━━━ Selected passage ━━━

MUNGO MacCALLUM. Finally, the beginning of the end.

May 14, 2019

Scott Morrison’s launch was, ironically, the last of the big set pieces. The remaining mad (and largely irrelevant) days will be scrabbling over a few marginal seats in which the vast majority of those who have not already voted will have already made up their minds.  

Morrison’s big pitch was said to be low key, in the style of the unfortunate effort of Billy McMahon in 1972, where the doomed leader addressed a carefully picked studio audience to plead for another chance. At the time it was almost embarrassing; I commented that during a brief glitch in transmission, it was hard to see whether the fault was in the television or in the Prime Minister.

Morrison was almost as embarrassing in his own way: he foreshadowed what he said was to be a direct conversation with the Australian people, but instead harangued a hand-picked Liberal cheer squad in one of the biggest venues in Melbourne outside the MCG.

And like McMahon, he barred his predecessors but dragooned as many of his ministry as could be persuaded into the front pews – even the elusive Melissa Price was sighted. They emerged, blinking from the darkened rooms in which they had been confined for the last four weeks and dutifully applauded.

And mercifully ScoMo avoided Billy’s climactic message, which was that he had been peerless, but his team had let him down – perhaps he is saving that for next week.

The lead up acts were nothing to raise the temperature: Michael McCormack, on whom Morrison had tried in vain to bestow the user-friendly name of MickMack, was, as always, boring. Josh Frydenberg took the role of long-suffering treasurer, a part Morrison had previously made his own.

━━━

### Direction 1
Do these statements agree with the column on Morrison's campaign launch? (a) Morrison's launch took place in Melbourne. (b) Melissa Price did not appear at the launch. (c) Michael McCormack livened up the lead-up acts.
The listing has no connection to the column on Morrison's campaign launch.

━━━ Exercise materials ━━━

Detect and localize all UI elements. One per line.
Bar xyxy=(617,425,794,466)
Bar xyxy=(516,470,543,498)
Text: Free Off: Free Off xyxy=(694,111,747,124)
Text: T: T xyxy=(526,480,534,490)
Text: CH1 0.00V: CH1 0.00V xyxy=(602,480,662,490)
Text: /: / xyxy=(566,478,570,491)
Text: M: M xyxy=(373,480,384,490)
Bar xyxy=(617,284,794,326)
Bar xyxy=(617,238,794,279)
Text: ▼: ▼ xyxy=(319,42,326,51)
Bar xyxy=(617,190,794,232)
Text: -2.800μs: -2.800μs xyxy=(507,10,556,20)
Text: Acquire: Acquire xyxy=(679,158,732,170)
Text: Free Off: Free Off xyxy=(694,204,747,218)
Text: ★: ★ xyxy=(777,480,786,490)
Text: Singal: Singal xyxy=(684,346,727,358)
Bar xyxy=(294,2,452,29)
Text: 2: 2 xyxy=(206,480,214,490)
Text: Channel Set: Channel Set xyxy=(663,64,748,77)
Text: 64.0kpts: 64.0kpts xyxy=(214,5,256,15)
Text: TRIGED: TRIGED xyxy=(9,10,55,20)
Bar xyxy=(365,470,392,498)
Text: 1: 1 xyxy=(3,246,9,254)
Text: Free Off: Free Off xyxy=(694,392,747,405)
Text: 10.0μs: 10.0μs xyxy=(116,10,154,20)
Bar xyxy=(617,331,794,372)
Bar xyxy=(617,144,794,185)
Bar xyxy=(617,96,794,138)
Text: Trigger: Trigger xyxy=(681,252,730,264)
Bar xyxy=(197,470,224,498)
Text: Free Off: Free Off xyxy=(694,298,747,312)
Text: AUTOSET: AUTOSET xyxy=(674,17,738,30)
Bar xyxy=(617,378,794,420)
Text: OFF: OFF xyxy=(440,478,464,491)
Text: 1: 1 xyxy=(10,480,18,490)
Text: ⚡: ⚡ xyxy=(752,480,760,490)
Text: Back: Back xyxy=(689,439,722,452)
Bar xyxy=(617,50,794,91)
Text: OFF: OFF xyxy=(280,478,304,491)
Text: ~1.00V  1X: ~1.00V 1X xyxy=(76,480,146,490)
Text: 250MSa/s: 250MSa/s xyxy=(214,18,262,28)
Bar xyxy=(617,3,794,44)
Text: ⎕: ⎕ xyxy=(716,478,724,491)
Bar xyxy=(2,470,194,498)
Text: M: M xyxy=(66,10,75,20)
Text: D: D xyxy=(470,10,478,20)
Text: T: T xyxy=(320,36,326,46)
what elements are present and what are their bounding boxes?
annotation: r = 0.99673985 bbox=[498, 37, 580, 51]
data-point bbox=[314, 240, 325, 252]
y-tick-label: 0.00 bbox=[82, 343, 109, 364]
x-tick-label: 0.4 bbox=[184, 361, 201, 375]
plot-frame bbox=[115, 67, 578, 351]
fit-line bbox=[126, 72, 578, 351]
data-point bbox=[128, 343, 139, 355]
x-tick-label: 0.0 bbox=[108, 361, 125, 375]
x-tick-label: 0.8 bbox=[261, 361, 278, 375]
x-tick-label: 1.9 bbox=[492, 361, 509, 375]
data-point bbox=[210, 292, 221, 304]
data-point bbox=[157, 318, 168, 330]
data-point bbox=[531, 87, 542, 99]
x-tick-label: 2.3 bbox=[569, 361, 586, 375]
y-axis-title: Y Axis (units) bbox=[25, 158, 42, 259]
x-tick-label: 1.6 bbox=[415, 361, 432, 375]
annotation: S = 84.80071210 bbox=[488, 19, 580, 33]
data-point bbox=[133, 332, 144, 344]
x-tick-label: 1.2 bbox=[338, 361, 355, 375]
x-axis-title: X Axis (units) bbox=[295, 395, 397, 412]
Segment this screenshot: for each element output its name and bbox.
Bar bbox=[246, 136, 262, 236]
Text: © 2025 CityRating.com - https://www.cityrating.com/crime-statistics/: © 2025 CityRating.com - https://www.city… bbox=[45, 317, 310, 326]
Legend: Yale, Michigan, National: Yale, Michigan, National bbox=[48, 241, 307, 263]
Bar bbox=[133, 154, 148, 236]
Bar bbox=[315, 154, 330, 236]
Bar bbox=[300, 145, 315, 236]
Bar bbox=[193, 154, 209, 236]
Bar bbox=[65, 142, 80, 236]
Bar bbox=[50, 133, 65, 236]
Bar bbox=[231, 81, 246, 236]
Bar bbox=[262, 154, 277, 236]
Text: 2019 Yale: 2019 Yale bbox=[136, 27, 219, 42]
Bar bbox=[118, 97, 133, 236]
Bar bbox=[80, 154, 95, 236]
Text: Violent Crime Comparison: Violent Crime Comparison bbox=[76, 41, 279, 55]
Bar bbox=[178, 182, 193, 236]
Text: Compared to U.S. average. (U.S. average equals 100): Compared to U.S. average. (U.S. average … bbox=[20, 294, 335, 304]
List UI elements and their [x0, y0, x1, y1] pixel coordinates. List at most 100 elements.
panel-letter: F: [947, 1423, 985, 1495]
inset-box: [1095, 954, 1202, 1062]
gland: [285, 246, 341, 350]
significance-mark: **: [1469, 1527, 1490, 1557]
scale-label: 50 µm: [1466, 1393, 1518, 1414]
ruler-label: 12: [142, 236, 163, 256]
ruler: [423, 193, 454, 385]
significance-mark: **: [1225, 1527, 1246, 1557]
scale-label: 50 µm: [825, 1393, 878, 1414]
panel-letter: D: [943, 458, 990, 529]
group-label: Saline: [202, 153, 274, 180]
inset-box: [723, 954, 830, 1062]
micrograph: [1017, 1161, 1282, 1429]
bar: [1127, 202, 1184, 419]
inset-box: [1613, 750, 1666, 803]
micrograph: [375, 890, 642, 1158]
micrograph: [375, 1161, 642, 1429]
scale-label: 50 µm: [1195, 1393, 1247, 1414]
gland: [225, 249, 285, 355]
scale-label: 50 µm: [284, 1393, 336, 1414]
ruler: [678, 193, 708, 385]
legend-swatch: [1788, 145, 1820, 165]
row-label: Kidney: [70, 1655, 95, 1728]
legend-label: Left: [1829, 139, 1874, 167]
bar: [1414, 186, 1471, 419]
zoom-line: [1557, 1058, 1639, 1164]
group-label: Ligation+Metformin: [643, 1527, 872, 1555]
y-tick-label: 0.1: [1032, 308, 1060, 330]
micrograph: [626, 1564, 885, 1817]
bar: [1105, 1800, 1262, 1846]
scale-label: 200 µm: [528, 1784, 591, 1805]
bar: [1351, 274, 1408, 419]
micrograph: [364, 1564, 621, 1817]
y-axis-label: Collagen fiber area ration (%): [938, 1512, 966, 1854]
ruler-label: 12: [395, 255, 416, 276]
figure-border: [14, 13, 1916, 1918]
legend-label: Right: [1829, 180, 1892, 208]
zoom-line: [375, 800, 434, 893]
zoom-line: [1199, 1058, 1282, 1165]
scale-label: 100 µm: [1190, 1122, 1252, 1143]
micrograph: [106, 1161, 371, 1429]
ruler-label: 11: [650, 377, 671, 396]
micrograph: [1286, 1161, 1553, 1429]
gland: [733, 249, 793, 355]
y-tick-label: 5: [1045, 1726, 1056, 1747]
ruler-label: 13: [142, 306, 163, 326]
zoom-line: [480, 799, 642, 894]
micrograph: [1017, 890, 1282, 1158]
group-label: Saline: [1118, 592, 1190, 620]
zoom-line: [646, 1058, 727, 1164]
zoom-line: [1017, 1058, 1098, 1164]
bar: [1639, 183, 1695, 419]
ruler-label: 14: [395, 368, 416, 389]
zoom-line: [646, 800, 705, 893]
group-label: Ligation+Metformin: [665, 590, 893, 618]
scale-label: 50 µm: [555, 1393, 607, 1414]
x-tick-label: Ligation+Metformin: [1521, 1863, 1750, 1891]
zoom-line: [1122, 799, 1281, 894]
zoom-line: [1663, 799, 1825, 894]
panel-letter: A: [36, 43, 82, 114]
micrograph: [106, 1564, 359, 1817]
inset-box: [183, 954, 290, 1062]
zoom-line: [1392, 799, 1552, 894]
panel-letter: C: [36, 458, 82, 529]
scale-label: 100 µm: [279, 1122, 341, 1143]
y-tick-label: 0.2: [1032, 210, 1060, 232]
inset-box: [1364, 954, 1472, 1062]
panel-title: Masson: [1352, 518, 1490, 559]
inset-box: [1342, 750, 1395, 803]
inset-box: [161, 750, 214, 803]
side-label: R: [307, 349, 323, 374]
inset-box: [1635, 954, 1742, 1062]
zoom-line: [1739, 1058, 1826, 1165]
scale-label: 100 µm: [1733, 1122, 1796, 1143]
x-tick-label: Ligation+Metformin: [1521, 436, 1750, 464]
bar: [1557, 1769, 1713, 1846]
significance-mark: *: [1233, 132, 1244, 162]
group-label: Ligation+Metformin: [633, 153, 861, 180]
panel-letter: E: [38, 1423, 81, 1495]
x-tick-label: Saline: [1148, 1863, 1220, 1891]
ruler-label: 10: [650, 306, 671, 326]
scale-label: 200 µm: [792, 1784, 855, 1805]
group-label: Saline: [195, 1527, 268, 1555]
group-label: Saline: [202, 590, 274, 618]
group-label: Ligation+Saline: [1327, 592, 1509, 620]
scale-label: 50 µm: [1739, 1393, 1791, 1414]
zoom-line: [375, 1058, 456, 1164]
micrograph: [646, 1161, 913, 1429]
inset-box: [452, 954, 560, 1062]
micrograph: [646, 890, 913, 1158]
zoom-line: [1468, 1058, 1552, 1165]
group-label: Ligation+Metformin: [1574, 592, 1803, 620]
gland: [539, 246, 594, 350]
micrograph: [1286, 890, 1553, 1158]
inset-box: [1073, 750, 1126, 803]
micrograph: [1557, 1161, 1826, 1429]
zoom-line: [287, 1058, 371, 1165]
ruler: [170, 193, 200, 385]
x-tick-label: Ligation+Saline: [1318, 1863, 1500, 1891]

━━━

### Direction 2
Can you copy the listing's lines verbatim, starting at its first line and ending with the line containing "Text: Channel Set: Channel", with both of those lines included?

### Reply 1
(a) Yes: "in one of the biggest venues in Melbourne outside the MCG"
(b) No: "even the elusive Melissa Price was sighted"
(c) No: "was, as always, boring"

### Reply 2
Detect and localize all UI elements. One per line.
Bar xyxy=(617,425,794,466)
Bar xyxy=(516,470,543,498)
Text: Free Off: Free Off xyxy=(694,111,747,124)
Text: T: T xyxy=(526,480,534,490)
Text: CH1 0.00V: CH1 0.00V xyxy=(602,480,662,490)
Text: /: / xyxy=(566,478,570,491)
Text: M: M xyxy=(373,480,384,490)
Bar xyxy=(617,284,794,326)
Bar xyxy=(617,238,794,279)
Text: ▼: ▼ xyxy=(319,42,326,51)
Bar xyxy=(617,190,794,232)
Text: -2.800μs: -2.800μs xyxy=(507,10,556,20)
Text: Acquire: Acquire xyxy=(679,158,732,170)
Text: Free Off: Free Off xyxy=(694,204,747,218)
Text: ★: ★ xyxy=(777,480,786,490)
Text: Singal: Singal xyxy=(684,346,727,358)
Bar xyxy=(294,2,452,29)
Text: 2: 2 xyxy=(206,480,214,490)
Text: Channel Set: Channel Set xyxy=(663,64,748,77)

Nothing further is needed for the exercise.